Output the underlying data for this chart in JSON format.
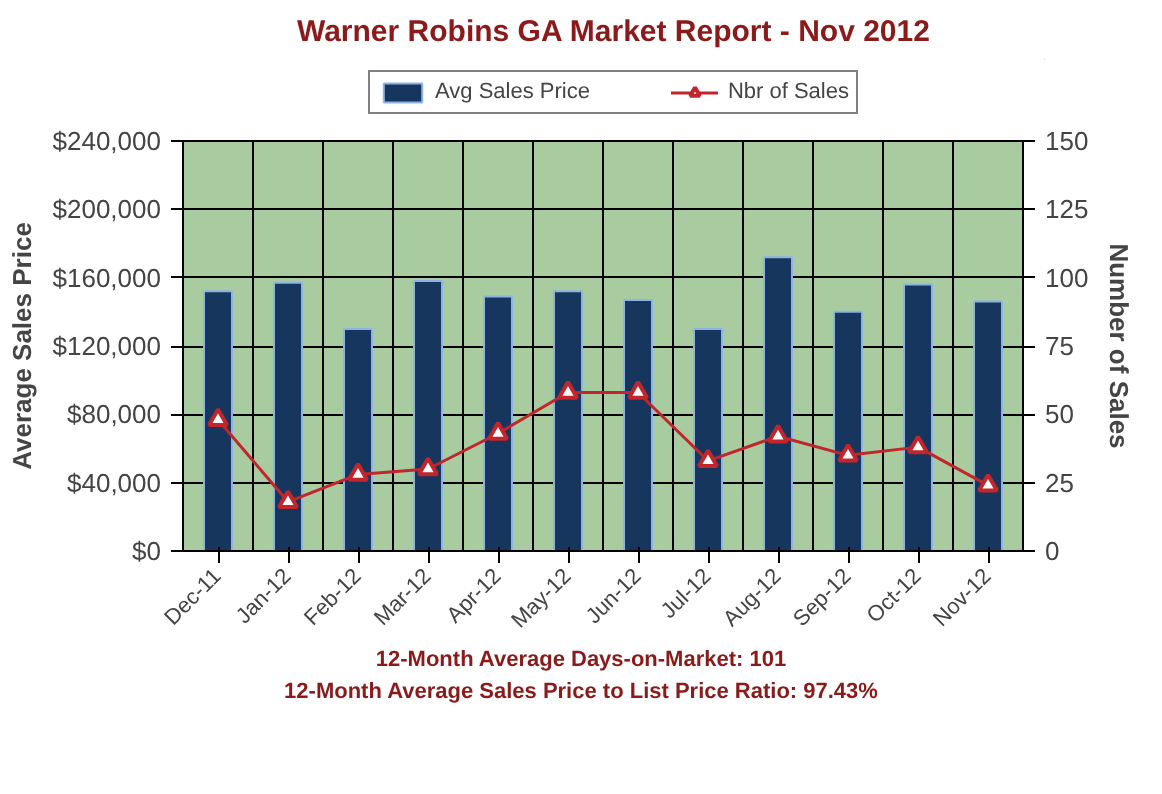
{
  "chart_data": {
    "type": "bar",
    "title": "Warner Robins GA Market Report - Nov 2012",
    "ylabel": "Average Sales Price",
    "y2label": "Number of Sales",
    "categories": [
      "Dec-11",
      "Jan-12",
      "Feb-12",
      "Mar-12",
      "Apr-12",
      "May-12",
      "Jun-12",
      "Jul-12",
      "Aug-12",
      "Sep-12",
      "Oct-12",
      "Nov-12"
    ],
    "series": [
      {
        "name": "Avg Sales Price",
        "color": "#17365d",
        "values": [
          152000,
          157000,
          130000,
          158000,
          149000,
          152000,
          147000,
          130000,
          172000,
          140000,
          156000,
          146000
        ]
      },
      {
        "name": "Nbr of Sales",
        "type": "line",
        "axis": "y2",
        "color": "#c0262c",
        "marker": "triangle",
        "values": [
          48,
          18,
          28,
          30,
          43,
          58,
          58,
          33,
          42,
          35,
          38,
          24
        ]
      }
    ],
    "ylim": [
      0,
      240000
    ],
    "yticks": [
      {
        "value": 0,
        "label": "$0"
      },
      {
        "value": 40000,
        "label": "$40,000"
      },
      {
        "value": 80000,
        "label": "$80,000"
      },
      {
        "value": 120000,
        "label": "$120,000"
      },
      {
        "value": 160000,
        "label": "$160,000"
      },
      {
        "value": 200000,
        "label": "$200,000"
      },
      {
        "value": 240000,
        "label": "$240,000"
      }
    ],
    "y2lim": [
      0,
      150
    ],
    "y2ticks": [
      0,
      25,
      50,
      75,
      100,
      125,
      150
    ],
    "grid": true,
    "legend": "top",
    "annotations": [
      "12-Month Average Days-on-Market: 101",
      "12-Month Average Sales Price to List Price Ratio: 97.43%"
    ]
  }
}
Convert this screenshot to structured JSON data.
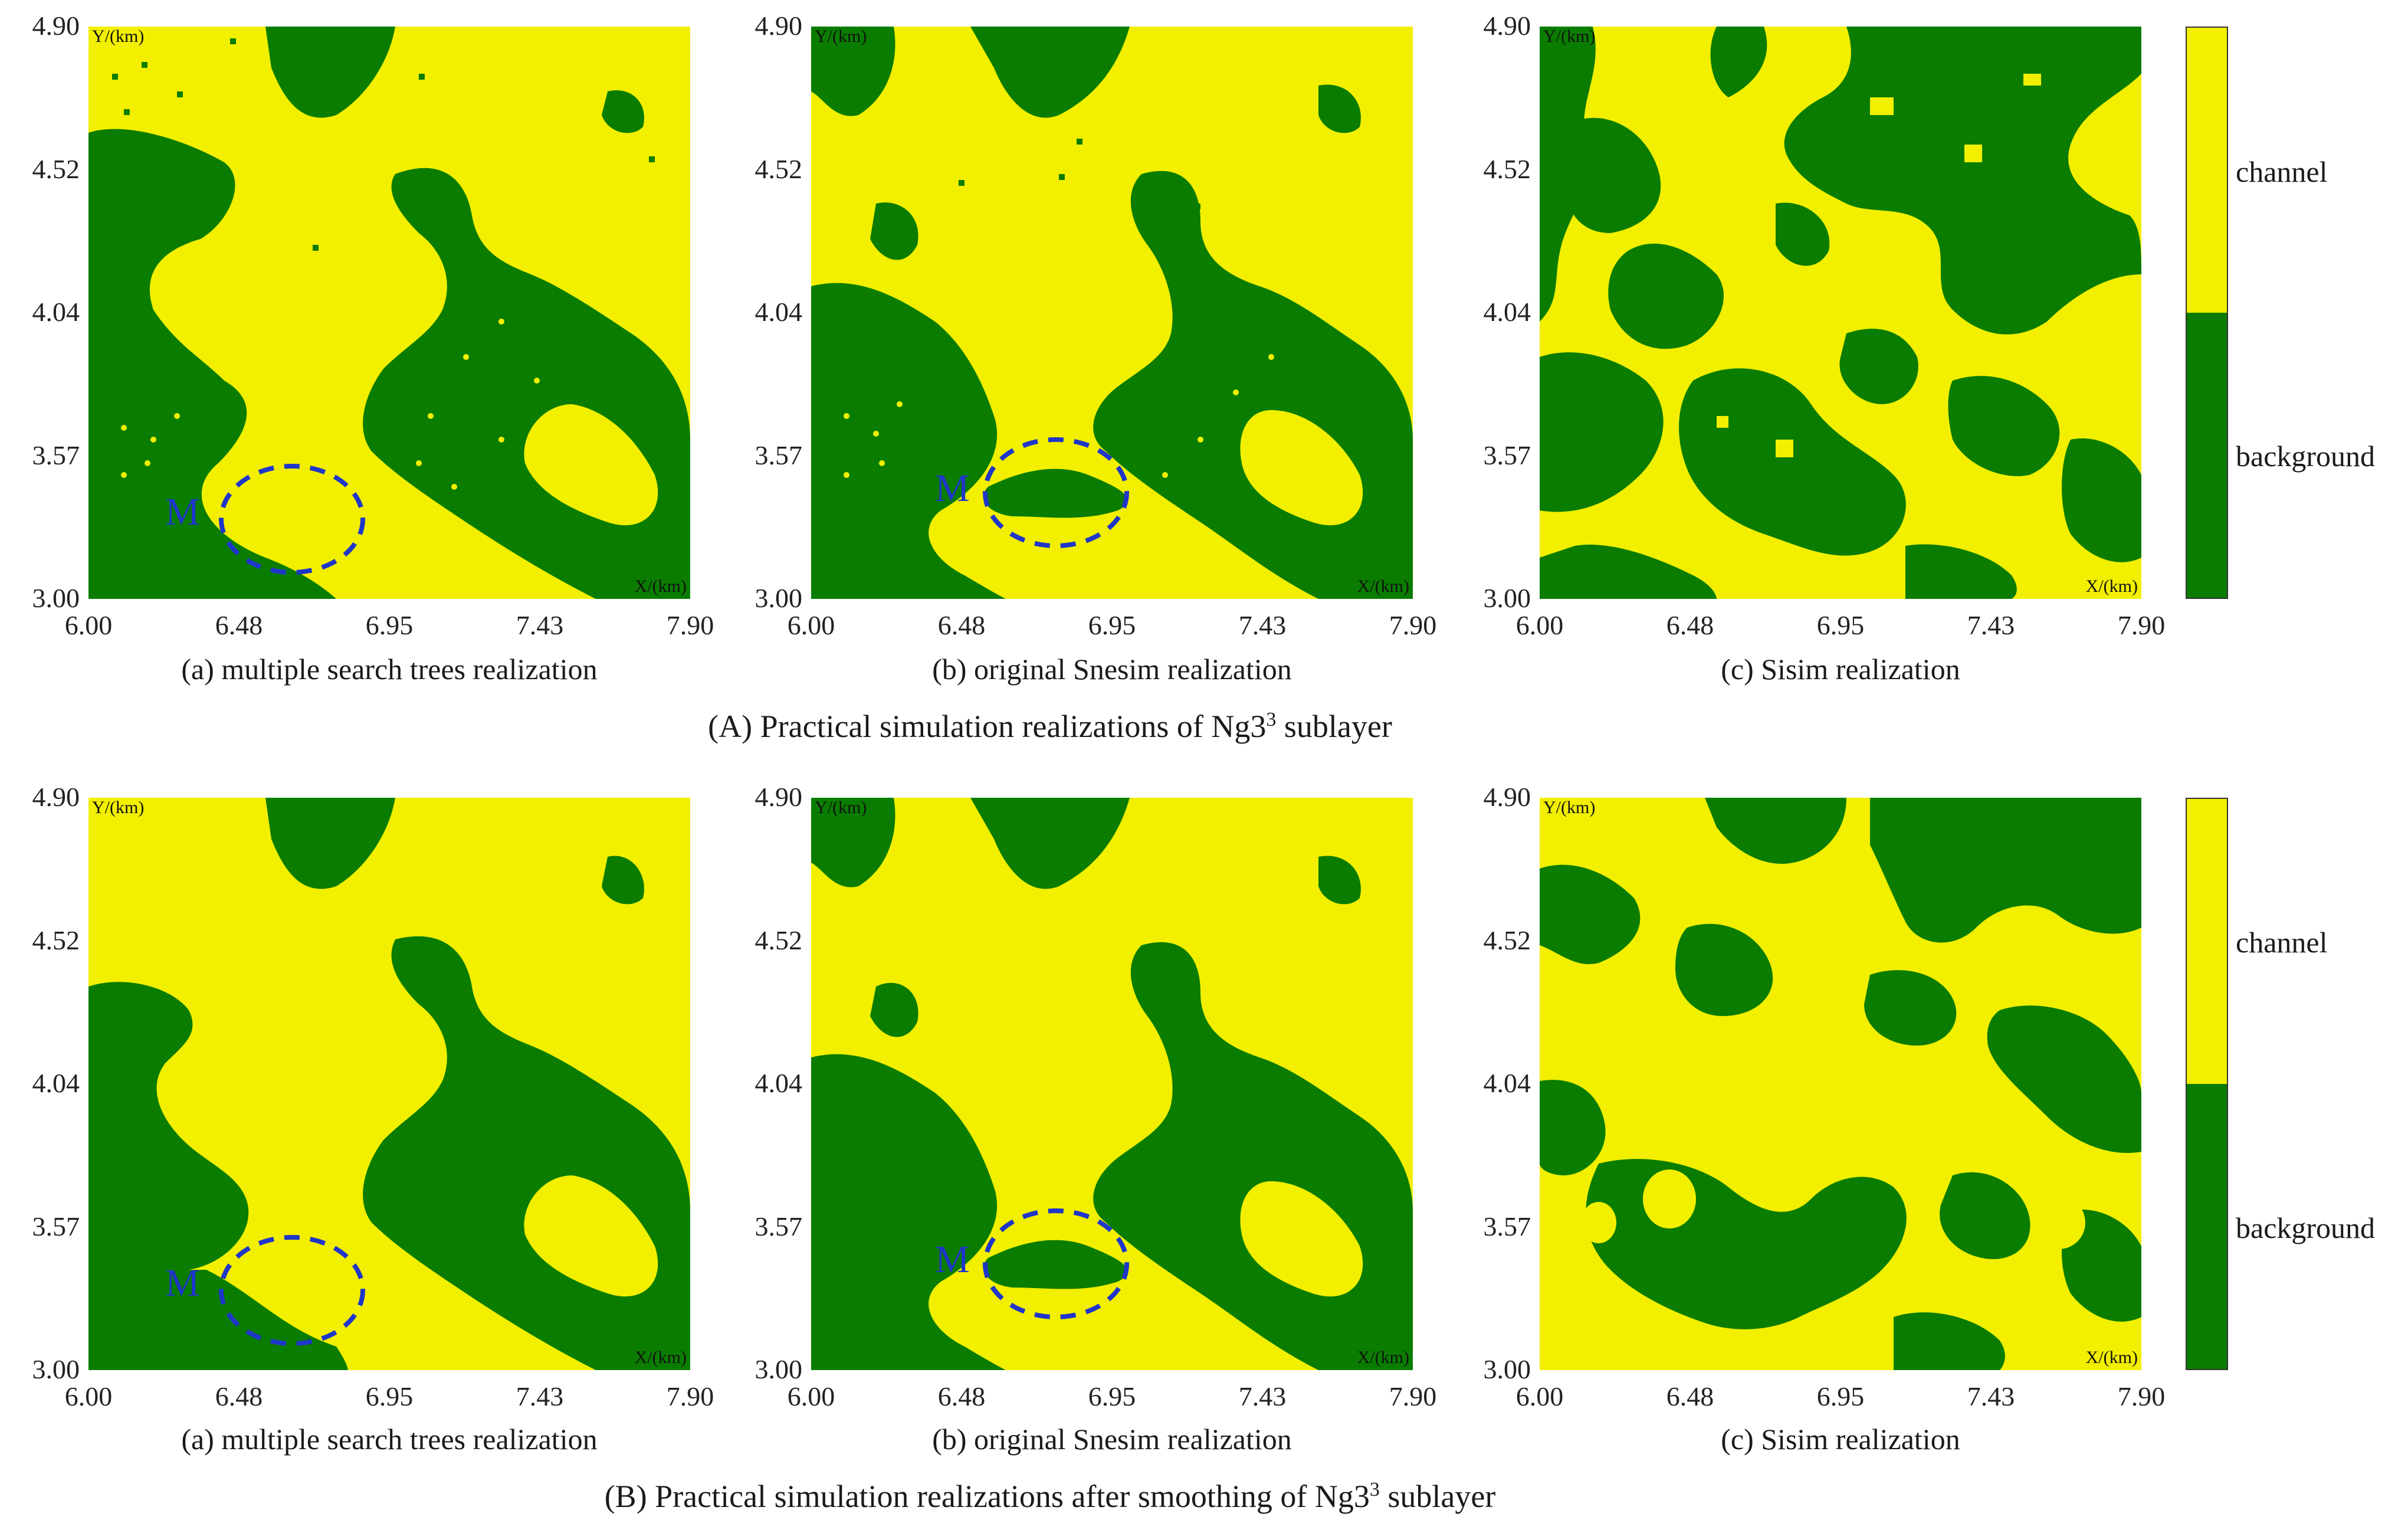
{
  "colors": {
    "channel": "#f2ef00",
    "background": "#0a7d00",
    "marker": "#1f36c9"
  },
  "axes": {
    "x_ticks": [
      "6.00",
      "6.48",
      "6.95",
      "7.43",
      "7.90"
    ],
    "y_ticks": [
      "4.90",
      "4.52",
      "4.04",
      "3.57",
      "3.00"
    ],
    "x_unit": "X/(km)",
    "y_unit": "Y/(km)"
  },
  "rows": [
    {
      "title_prefix": "(A) Practical simulation realizations of Ng3",
      "title_sup": "3",
      "title_suffix": " sublayer",
      "panels": [
        {
          "caption": "(a) multiple search trees realization",
          "marker": "M"
        },
        {
          "caption": "(b) original Snesim realization",
          "marker": "M"
        },
        {
          "caption": "(c) Sisim realization",
          "marker": ""
        }
      ]
    },
    {
      "title_prefix": "(B) Practical simulation realizations after smoothing of Ng3",
      "title_sup": "3",
      "title_suffix": " sublayer",
      "panels": [
        {
          "caption": "(a) multiple search trees realization",
          "marker": "M"
        },
        {
          "caption": "(b) original Snesim realization",
          "marker": "M"
        },
        {
          "caption": "(c) Sisim realization",
          "marker": ""
        }
      ]
    }
  ],
  "legend": {
    "channel_label": "channel",
    "background_label": "background"
  }
}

> [Prompt] Output a faithful copy of the data, with each picture left out.

> [Final answer]
Output the underlying data for this chart in JSON format.
{
  "chart_data": {
    "type": "bar",
    "title": "Warner Robins GA Market Report - Nov 2012",
    "ylabel": "Average Sales Price",
    "y2label": "Number of Sales",
    "categories": [
      "Dec-11",
      "Jan-12",
      "Feb-12",
      "Mar-12",
      "Apr-12",
      "May-12",
      "Jun-12",
      "Jul-12",
      "Aug-12",
      "Sep-12",
      "Oct-12",
      "Nov-12"
    ],
    "series": [
      {
        "name": "Avg Sales Price",
        "color": "#17365d",
        "values": [
          152000,
          157000,
          130000,
          158000,
          149000,
          152000,
          147000,
          130000,
          172000,
          140000,
          156000,
          146000
        ]
      },
      {
        "name": "Nbr of Sales",
        "type": "line",
        "axis": "y2",
        "color": "#c0262c",
        "marker": "triangle",
        "values": [
          48,
          18,
          28,
          30,
          43,
          58,
          58,
          33,
          42,
          35,
          38,
          24
        ]
      }
    ],
    "ylim": [
      0,
      240000
    ],
    "yticks": [
      {
        "value": 0,
        "label": "$0"
      },
      {
        "value": 40000,
        "label": "$40,000"
      },
      {
        "value": 80000,
        "label": "$80,000"
      },
      {
        "value": 120000,
        "label": "$120,000"
      },
      {
        "value": 160000,
        "label": "$160,000"
      },
      {
        "value": 200000,
        "label": "$200,000"
      },
      {
        "value": 240000,
        "label": "$240,000"
      }
    ],
    "y2lim": [
      0,
      150
    ],
    "y2ticks": [
      0,
      25,
      50,
      75,
      100,
      125,
      150
    ],
    "grid": true,
    "legend": "top",
    "annotations": [
      "12-Month Average Days-on-Market: 101",
      "12-Month Average Sales Price to List Price Ratio: 97.43%"
    ]
  }
}
Convert this screenshot to structured JSON data.
{
  "colors": {
    "channel": "#f2ef00",
    "background": "#0a7d00",
    "marker": "#1f36c9"
  },
  "axes": {
    "x_ticks": [
      "6.00",
      "6.48",
      "6.95",
      "7.43",
      "7.90"
    ],
    "y_ticks": [
      "4.90",
      "4.52",
      "4.04",
      "3.57",
      "3.00"
    ],
    "x_unit": "X/(km)",
    "y_unit": "Y/(km)"
  },
  "rows": [
    {
      "title_prefix": "(A) Practical simulation realizations of Ng3",
      "title_sup": "3",
      "title_suffix": " sublayer",
      "panels": [
        {
          "caption": "(a) multiple search trees realization",
          "marker": "M"
        },
        {
          "caption": "(b) original Snesim realization",
          "marker": "M"
        },
        {
          "caption": "(c) Sisim realization",
          "marker": ""
        }
      ]
    },
    {
      "title_prefix": "(B) Practical simulation realizations after smoothing of Ng3",
      "title_sup": "3",
      "title_suffix": " sublayer",
      "panels": [
        {
          "caption": "(a) multiple search trees realization",
          "marker": "M"
        },
        {
          "caption": "(b) original Snesim realization",
          "marker": "M"
        },
        {
          "caption": "(c) Sisim realization",
          "marker": ""
        }
      ]
    }
  ],
  "legend": {
    "channel_label": "channel",
    "background_label": "background"
  }
}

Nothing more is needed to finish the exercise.